Records for this task:
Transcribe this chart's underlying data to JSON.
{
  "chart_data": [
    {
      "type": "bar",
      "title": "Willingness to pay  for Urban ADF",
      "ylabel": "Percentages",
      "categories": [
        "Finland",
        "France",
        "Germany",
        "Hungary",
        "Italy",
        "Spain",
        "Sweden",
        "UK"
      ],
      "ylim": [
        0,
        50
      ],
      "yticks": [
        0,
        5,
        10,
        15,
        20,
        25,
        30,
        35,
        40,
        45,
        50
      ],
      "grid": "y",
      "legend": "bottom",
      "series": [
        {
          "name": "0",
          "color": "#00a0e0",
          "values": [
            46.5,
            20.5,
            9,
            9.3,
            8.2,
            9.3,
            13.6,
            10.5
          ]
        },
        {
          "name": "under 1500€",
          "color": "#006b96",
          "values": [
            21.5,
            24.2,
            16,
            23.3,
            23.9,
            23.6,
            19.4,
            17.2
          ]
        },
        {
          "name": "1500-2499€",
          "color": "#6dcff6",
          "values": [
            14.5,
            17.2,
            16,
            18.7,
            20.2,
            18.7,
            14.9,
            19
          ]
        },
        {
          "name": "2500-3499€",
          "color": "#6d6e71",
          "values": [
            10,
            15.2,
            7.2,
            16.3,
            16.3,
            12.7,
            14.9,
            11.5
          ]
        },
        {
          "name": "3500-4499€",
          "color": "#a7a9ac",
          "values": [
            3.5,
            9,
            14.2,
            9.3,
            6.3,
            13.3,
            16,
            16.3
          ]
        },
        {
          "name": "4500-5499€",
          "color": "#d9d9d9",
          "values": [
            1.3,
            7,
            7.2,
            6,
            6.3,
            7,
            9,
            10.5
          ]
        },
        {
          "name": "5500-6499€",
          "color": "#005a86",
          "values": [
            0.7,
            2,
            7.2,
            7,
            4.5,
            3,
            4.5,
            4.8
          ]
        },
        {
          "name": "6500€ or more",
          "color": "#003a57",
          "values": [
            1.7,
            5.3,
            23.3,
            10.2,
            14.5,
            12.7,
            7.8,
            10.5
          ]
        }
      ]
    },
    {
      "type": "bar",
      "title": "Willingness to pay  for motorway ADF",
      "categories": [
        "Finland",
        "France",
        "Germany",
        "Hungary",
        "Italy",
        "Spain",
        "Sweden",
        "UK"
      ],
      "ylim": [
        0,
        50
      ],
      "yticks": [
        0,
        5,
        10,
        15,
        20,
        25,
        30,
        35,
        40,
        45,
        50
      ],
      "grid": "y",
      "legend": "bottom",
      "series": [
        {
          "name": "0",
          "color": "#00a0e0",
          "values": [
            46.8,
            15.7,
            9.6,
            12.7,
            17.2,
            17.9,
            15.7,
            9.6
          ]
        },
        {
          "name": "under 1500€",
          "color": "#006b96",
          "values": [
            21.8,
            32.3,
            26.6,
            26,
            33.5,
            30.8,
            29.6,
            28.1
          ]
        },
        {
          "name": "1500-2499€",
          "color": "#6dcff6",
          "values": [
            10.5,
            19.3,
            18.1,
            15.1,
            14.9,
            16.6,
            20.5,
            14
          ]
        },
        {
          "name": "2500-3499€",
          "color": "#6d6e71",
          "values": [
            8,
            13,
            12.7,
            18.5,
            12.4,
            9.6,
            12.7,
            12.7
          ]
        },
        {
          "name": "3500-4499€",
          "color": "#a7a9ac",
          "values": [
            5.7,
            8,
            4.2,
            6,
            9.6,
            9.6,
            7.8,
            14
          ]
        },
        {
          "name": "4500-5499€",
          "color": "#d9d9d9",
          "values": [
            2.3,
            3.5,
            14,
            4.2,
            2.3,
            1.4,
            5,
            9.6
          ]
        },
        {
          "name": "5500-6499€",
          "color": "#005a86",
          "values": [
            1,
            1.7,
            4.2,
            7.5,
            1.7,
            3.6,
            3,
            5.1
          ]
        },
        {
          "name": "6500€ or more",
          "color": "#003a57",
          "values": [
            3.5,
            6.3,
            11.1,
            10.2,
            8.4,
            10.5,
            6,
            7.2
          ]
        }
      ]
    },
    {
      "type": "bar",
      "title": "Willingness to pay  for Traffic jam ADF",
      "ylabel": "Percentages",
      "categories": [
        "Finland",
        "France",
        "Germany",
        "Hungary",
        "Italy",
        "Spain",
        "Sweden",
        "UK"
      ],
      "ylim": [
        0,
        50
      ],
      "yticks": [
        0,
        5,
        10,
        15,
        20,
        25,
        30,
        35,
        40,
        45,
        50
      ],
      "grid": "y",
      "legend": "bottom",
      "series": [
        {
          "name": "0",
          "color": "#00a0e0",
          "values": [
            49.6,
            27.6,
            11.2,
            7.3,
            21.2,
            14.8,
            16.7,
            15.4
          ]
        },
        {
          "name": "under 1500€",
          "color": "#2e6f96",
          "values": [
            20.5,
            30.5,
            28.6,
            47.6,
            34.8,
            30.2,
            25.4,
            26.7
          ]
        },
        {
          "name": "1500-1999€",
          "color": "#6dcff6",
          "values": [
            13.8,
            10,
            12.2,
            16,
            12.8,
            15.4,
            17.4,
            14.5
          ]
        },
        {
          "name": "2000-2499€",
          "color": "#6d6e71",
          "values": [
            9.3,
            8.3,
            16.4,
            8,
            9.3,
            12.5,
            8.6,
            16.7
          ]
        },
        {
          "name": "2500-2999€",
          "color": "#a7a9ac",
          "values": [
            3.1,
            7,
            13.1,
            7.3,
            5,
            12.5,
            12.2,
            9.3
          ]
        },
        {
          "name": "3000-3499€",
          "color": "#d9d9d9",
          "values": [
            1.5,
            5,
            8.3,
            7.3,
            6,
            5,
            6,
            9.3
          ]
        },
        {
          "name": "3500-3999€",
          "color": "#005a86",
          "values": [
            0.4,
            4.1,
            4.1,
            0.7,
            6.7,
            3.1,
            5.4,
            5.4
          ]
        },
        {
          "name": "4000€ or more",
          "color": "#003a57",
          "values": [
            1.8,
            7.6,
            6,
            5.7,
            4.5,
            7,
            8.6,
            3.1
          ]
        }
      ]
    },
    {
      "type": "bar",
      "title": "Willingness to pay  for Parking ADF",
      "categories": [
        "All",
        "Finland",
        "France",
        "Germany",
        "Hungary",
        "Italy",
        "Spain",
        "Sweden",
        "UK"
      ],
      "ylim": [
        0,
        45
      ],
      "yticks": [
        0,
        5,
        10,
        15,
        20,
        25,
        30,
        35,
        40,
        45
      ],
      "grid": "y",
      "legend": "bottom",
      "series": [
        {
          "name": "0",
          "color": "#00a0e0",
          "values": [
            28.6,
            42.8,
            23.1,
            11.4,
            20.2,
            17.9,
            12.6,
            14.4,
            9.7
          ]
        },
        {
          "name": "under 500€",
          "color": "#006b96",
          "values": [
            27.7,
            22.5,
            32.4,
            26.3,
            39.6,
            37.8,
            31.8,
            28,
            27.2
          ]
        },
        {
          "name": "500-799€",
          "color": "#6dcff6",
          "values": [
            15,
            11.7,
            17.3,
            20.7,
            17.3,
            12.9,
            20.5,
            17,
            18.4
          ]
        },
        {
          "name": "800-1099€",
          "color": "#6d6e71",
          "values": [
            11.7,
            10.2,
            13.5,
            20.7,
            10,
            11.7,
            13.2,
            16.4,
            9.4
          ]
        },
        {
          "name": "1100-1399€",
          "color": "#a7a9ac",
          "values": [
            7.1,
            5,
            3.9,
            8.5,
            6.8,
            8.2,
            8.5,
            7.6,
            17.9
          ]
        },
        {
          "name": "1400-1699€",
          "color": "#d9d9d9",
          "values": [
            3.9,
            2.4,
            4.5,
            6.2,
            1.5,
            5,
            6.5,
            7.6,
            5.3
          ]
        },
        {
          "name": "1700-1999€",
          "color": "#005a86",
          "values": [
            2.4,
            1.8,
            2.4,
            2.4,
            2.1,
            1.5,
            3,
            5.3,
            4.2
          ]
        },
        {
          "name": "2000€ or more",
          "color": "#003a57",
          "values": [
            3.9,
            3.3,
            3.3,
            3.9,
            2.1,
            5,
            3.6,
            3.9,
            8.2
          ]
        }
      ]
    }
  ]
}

Instructions for the task:
Reproduce every line from the entries that holds the word "title".

The response:
      "title": "Willingness to pay  for Urban ADF",
      "title": "Willingness to pay  for motorway ADF",
      "title": "Willingness to pay  for Traffic jam ADF",
      "title": "Willingness to pay  for Parking ADF",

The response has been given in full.